__STATED GOAL__
Locate all lines with the word "name" and copy them out.

Items from a data source
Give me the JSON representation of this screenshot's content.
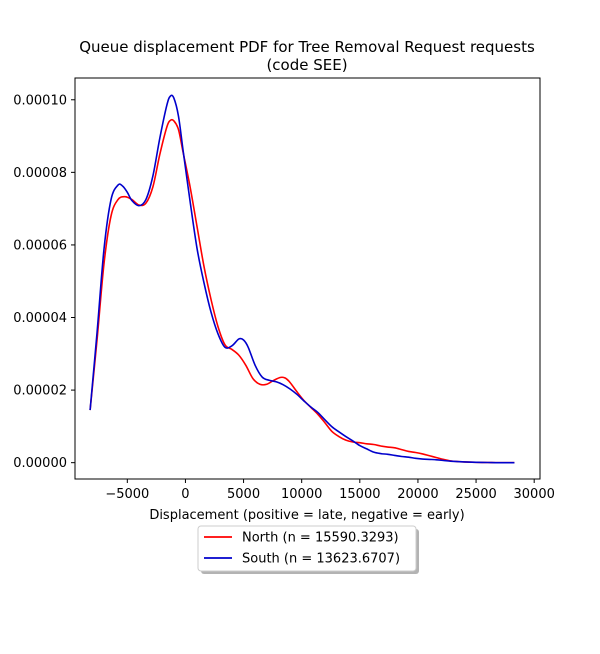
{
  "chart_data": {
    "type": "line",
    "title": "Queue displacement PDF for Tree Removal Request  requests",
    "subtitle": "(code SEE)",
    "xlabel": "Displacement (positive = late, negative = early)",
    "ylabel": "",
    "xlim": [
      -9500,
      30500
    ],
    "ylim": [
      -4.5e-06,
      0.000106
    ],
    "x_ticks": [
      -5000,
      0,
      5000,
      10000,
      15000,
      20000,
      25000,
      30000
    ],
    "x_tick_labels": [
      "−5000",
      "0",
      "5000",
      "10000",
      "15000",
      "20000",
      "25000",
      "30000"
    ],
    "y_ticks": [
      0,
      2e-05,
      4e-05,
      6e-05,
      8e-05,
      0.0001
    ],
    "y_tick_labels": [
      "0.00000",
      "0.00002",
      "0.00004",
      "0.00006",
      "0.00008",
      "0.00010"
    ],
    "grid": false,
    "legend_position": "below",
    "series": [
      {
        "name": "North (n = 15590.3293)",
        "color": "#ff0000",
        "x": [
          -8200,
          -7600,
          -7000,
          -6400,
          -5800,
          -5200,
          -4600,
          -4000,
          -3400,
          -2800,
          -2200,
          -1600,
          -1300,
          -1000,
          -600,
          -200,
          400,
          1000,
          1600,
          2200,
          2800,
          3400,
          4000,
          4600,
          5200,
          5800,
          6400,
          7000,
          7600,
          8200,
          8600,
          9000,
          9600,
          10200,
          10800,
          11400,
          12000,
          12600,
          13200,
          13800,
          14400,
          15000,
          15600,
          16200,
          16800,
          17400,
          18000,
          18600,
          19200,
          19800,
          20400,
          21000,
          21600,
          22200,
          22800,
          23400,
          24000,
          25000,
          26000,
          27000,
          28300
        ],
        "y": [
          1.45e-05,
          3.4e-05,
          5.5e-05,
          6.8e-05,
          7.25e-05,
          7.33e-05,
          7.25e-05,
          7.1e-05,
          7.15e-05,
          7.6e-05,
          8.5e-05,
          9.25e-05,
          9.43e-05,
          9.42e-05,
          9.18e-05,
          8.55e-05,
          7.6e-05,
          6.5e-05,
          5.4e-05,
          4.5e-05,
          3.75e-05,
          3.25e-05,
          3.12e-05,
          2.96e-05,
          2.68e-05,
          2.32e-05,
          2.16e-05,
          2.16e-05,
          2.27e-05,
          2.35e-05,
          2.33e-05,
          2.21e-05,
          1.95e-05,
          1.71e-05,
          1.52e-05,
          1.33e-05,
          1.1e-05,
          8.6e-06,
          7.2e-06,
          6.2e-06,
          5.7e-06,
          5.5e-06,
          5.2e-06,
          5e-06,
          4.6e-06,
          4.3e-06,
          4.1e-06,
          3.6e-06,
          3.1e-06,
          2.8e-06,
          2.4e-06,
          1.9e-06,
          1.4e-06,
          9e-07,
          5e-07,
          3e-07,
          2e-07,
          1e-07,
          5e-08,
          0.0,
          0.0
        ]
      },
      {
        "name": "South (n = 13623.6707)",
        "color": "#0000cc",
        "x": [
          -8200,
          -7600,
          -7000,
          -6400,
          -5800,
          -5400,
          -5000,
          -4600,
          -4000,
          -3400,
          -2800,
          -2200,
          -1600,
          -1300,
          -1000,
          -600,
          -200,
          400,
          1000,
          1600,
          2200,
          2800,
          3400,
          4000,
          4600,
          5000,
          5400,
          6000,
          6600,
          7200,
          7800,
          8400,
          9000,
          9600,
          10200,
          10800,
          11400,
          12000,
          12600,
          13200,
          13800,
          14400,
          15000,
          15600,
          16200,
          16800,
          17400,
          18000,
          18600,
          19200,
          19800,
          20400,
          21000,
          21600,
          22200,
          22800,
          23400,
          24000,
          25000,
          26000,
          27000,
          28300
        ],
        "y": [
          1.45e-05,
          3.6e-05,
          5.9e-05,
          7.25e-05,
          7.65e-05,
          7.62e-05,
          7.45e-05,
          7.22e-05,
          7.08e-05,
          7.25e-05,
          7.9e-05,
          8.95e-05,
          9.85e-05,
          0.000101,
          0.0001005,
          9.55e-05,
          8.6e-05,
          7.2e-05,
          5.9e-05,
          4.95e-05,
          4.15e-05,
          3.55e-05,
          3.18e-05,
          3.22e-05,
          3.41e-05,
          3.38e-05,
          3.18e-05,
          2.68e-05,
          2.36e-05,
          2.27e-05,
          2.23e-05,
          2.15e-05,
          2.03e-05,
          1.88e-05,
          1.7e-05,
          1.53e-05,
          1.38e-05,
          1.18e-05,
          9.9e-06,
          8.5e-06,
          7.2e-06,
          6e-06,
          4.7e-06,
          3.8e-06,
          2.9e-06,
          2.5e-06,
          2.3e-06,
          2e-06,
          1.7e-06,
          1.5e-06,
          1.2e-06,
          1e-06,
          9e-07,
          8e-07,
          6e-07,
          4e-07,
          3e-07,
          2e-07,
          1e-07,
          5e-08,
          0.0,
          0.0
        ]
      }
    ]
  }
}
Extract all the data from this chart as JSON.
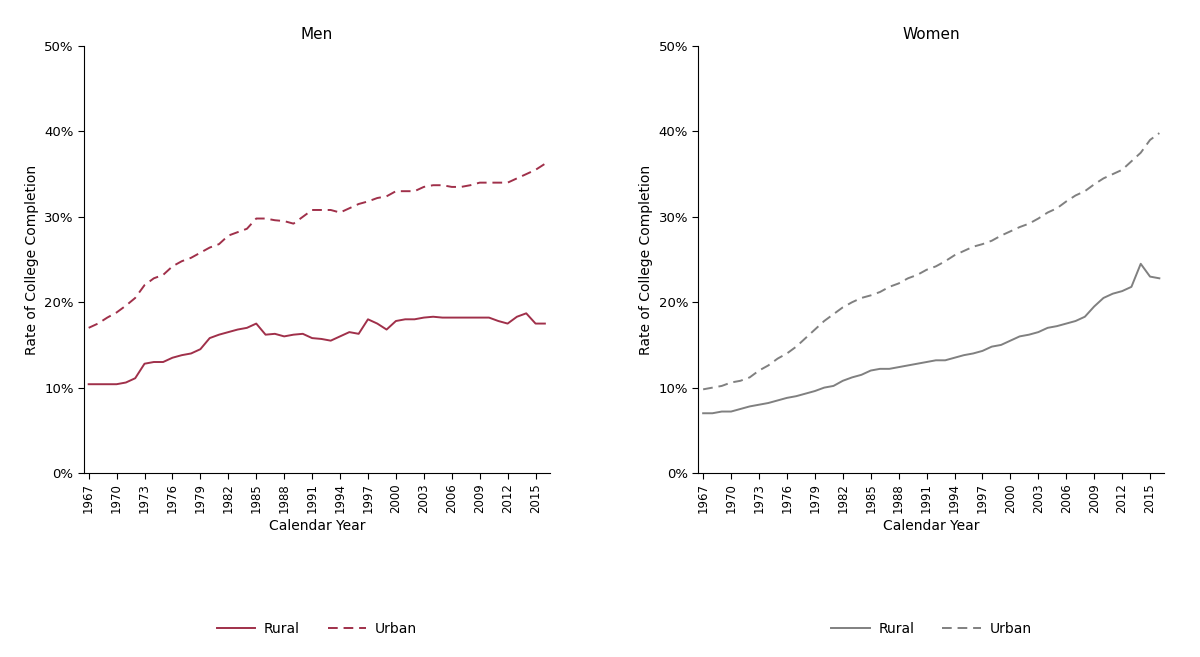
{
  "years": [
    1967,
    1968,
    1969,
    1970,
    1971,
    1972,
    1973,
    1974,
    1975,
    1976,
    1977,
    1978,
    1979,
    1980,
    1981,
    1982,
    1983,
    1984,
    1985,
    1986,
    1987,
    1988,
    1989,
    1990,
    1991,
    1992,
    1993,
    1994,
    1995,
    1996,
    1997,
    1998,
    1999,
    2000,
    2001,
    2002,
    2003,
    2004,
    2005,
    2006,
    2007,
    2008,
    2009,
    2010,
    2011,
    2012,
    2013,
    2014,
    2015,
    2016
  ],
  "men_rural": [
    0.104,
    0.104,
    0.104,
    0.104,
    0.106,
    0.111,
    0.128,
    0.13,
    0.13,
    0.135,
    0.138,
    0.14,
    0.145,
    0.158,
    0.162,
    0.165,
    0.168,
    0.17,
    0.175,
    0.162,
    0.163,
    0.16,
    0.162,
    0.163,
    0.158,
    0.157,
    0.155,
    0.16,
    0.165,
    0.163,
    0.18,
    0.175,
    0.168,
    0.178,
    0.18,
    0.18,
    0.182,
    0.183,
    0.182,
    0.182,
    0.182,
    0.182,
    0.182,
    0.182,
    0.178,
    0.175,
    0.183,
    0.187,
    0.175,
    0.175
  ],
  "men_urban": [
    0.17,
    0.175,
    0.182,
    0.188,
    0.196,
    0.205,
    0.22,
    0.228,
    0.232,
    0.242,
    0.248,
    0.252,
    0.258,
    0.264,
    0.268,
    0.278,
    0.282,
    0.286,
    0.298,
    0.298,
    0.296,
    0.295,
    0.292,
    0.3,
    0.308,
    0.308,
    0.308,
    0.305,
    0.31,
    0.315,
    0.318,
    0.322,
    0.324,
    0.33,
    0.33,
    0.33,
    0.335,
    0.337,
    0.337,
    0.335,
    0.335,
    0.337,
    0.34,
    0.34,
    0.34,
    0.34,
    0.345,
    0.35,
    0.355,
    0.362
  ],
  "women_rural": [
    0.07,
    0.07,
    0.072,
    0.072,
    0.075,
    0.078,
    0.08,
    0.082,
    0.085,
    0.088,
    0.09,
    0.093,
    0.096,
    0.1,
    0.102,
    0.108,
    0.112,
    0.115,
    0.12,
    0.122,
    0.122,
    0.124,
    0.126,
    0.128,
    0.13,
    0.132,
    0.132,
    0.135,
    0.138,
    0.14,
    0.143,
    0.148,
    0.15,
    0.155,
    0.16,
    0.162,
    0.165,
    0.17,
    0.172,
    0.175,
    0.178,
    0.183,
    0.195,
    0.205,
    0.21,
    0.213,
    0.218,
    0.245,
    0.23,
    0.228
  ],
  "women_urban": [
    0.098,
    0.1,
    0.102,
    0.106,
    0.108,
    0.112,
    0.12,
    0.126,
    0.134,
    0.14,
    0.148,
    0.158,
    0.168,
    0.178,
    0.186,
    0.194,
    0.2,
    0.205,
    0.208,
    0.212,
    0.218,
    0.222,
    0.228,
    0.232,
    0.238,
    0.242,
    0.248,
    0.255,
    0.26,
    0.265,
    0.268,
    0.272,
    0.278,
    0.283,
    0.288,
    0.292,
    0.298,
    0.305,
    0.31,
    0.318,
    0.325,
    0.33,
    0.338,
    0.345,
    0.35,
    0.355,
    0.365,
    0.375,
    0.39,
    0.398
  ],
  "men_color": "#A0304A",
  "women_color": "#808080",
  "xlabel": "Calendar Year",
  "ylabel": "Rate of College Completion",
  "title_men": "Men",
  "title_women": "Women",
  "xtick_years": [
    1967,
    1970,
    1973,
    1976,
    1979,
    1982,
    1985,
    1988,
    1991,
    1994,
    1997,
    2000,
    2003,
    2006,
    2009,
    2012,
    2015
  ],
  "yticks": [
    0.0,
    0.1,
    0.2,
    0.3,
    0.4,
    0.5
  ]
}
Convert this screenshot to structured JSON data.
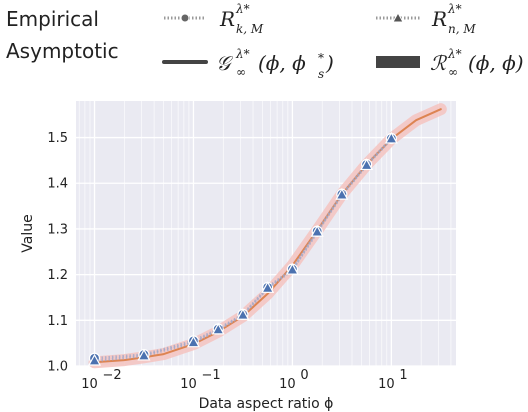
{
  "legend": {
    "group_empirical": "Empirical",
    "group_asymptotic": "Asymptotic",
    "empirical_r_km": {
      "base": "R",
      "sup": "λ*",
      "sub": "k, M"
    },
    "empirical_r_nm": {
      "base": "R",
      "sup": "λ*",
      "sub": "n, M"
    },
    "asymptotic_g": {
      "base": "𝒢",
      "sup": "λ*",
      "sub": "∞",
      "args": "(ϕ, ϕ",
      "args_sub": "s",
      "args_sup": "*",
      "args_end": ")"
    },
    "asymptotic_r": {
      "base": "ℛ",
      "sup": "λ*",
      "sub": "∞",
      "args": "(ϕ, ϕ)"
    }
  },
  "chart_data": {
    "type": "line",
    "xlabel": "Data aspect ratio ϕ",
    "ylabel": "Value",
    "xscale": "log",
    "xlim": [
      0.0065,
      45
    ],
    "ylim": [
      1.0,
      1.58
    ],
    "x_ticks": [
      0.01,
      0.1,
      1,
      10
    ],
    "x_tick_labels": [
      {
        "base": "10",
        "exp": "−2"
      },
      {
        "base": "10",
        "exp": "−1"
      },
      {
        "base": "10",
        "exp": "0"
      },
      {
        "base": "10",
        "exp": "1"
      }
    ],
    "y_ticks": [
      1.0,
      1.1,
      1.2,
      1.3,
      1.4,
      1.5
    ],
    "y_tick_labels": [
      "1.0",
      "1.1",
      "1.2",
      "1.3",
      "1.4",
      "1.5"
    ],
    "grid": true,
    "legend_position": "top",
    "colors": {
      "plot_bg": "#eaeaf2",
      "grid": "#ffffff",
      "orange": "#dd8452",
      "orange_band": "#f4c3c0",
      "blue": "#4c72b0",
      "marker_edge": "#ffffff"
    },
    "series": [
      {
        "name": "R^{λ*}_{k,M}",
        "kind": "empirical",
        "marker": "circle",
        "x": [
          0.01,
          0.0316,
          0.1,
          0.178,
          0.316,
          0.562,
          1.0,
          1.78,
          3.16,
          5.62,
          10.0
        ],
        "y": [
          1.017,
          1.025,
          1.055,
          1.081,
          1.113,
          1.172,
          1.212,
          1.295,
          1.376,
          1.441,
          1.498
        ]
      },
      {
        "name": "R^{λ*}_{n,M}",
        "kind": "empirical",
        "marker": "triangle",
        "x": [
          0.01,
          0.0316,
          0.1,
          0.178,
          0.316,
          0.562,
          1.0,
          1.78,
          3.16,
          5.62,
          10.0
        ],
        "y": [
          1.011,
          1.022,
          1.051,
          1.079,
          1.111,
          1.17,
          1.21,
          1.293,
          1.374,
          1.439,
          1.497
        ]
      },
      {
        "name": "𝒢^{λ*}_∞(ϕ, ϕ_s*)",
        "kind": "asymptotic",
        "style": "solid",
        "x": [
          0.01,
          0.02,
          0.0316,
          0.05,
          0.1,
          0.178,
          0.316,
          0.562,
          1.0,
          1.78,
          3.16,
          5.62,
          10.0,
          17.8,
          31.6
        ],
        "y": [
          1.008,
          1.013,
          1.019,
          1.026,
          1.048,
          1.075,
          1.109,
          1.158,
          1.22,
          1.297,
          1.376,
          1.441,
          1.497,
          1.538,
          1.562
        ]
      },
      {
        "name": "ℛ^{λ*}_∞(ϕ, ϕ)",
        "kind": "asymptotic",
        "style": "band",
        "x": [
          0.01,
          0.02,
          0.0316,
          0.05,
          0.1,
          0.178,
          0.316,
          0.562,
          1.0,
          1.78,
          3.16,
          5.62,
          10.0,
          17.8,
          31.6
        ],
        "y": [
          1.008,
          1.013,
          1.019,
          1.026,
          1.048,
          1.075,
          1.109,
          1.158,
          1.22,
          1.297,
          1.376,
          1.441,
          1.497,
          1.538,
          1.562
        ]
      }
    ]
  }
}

__SOLUTION__
        "name": "North (n = 15590.3293)",
        "name": "South (n = 13623.6707)",
        "name": "R^{λ*}_{k,M}",
        "name": "R^{λ*}_{n,M}",
        "name": "𝒢^{λ*}_∞(ϕ, ϕ_s*)",
        "name": "ℛ^{λ*}_∞(ϕ, ϕ)",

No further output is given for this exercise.